Exercise task:
Write out every line of the material as it stands, apart from the pictures.

↓↓↓

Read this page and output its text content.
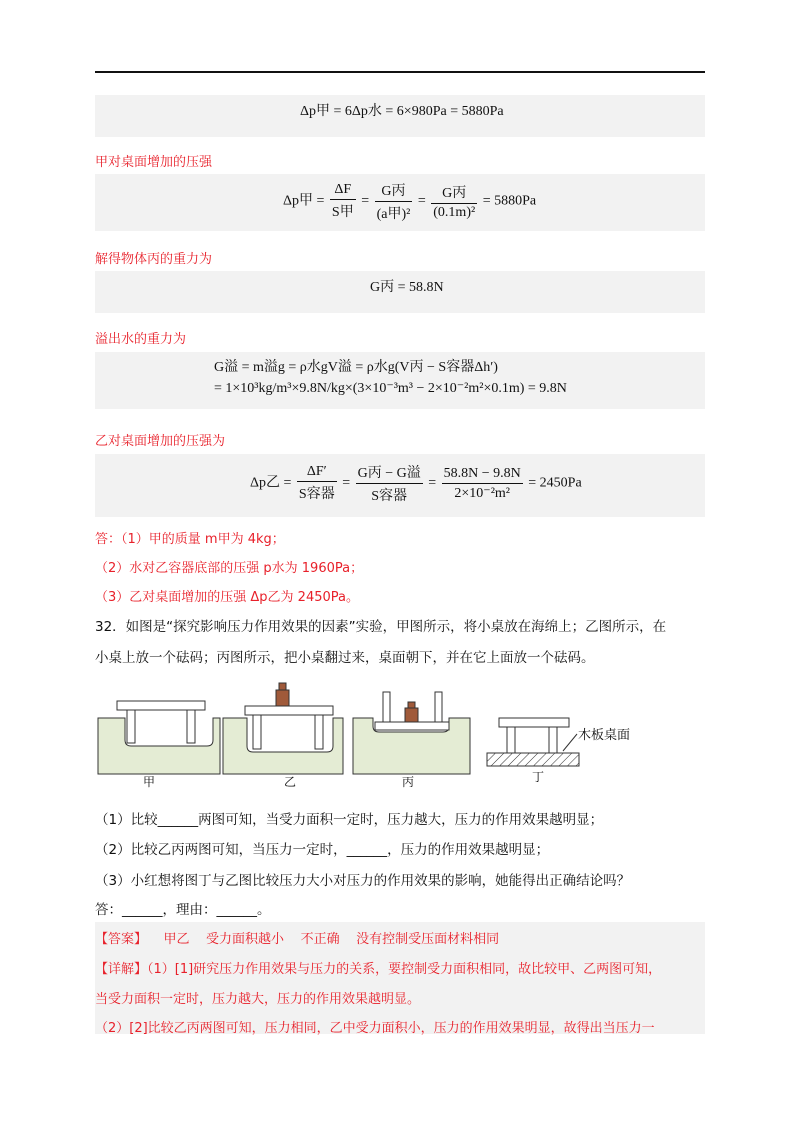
Δp甲 = 6Δp水 = 6×980Pa = 5880Pa
甲对桌面增加的压强
Δp甲 = $\frac{\Delta F}{\text{S甲}} = \frac{\text{G丙}}{\text{(a甲)²}} = \frac{\text{G丙}}{\text{(0.1m)²}} = 5880Pa$
解得物体丙的重力为
G丙 = 58.8N
溢出水的重力为
G溢 = m溢g = ρ水gV溢 = ρ水g(V丙 − S容器Δh′)
= 1×10³kg/m³×9.8N/kg×(3×10⁻³m³ − 2×10⁻²m²×0.1m) = 9.8N
乙对桌面增加的压强为
Δp乙 = $\frac{\Delta F'}{\text{S容器}} = \frac{\text{G丙 − G溢}}{\text{S容器}} = \frac{58.8N - 9.8N}{\text{2×10⁻²m²}} = 2450Pa$
答：（1）甲的质量 m甲为 4kg；
（2）水对乙容器底部的压强 p水为 1960Pa；
（3）乙对桌面增加的压强 Δp乙为 2450Pa。
32．如图是“探究影响压力作用效果的因素”实验，甲图所示，将小桌放在海绵上；乙图所示，在
小桌上放一个砝码；丙图所示，把小桌翻过来，桌面朝下，并在它上面放一个砝码。
木板桌面
甲	乙	丙	丁
（1）比较______两图可知，当受力面积一定时，压力越大，压力的作用效果越明显；
（2）比较乙丙两图可知，当压力一定时，______，压力的作用效果越明显；
（3）小红想将图丁与乙图比较压力大小对压力的作用效果的影响，她能得出正确结论吗？
答：______，理由：______。
【答案】    甲乙    受力面积越小    不正确    没有控制受压面材料相同
【详解】（1）[1]研究压力作用效果与压力的关系，要控制受力面积相同，故比较甲、乙两图可知，
当受力面积一定时，压力越大，压力的作用效果越明显。
（2）[2]比较乙丙两图可知，压力相同，乙中受力面积小，压力的作用效果明显，故得出当压力一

↑↑↑

The solution:
Read this page and output its text content.
Δp甲 = 6Δp水 = 6×980Pa = 5880Pa
甲对桌面增加的压强
Δp甲 = $\frac{\Delta F}{\text{S甲}} = \frac{\text{G丙}}{\text{(a甲)²}} = \frac{\text{G丙}}{\text{(0.1m)²}} = 5880Pa$
解得物体丙的重力为
G丙 = 58.8N
溢出水的重力为
G溢 = m溢g = ρ水gV溢 = ρ水g(V丙 − S容器Δh′)
= 1×10³kg/m³×9.8N/kg×(3×10⁻³m³ − 2×10⁻²m²×0.1m) = 9.8N
乙对桌面增加的压强为
Δp乙 = $\frac{\Delta F'}{\text{S容器}} = \frac{\text{G丙 − G溢}}{\text{S容器}} = \frac{58.8N - 9.8N}{\text{2×10⁻²m²}} = 2450Pa$
答：（1）甲的质量 m甲为 4kg；
（2）水对乙容器底部的压强 p水为 1960Pa；
（3）乙对桌面增加的压强 Δp乙为 2450Pa。
32．如图是“探究影响压力作用效果的因素”实验，甲图所示，将小桌放在海绵上；乙图所示，在
小桌上放一个砝码；丙图所示，把小桌翻过来，桌面朝下，并在它上面放一个砝码。
木板桌面
甲	乙	丙	丁
（1）比较______两图可知，当受力面积一定时，压力越大，压力的作用效果越明显；
（2）比较乙丙两图可知，当压力一定时，______，压力的作用效果越明显；
（3）小红想将图丁与乙图比较压力大小对压力的作用效果的影响，她能得出正确结论吗？
答：______，理由：______。
【答案】    甲乙    受力面积越小    不正确    没有控制受压面材料相同
【详解】（1）[1]研究压力作用效果与压力的关系，要控制受力面积相同，故比较甲、乙两图可知，
当受力面积一定时，压力越大，压力的作用效果越明显。
（2）[2]比较乙丙两图可知，压力相同，乙中受力面积小，压力的作用效果明显，故得出当压力一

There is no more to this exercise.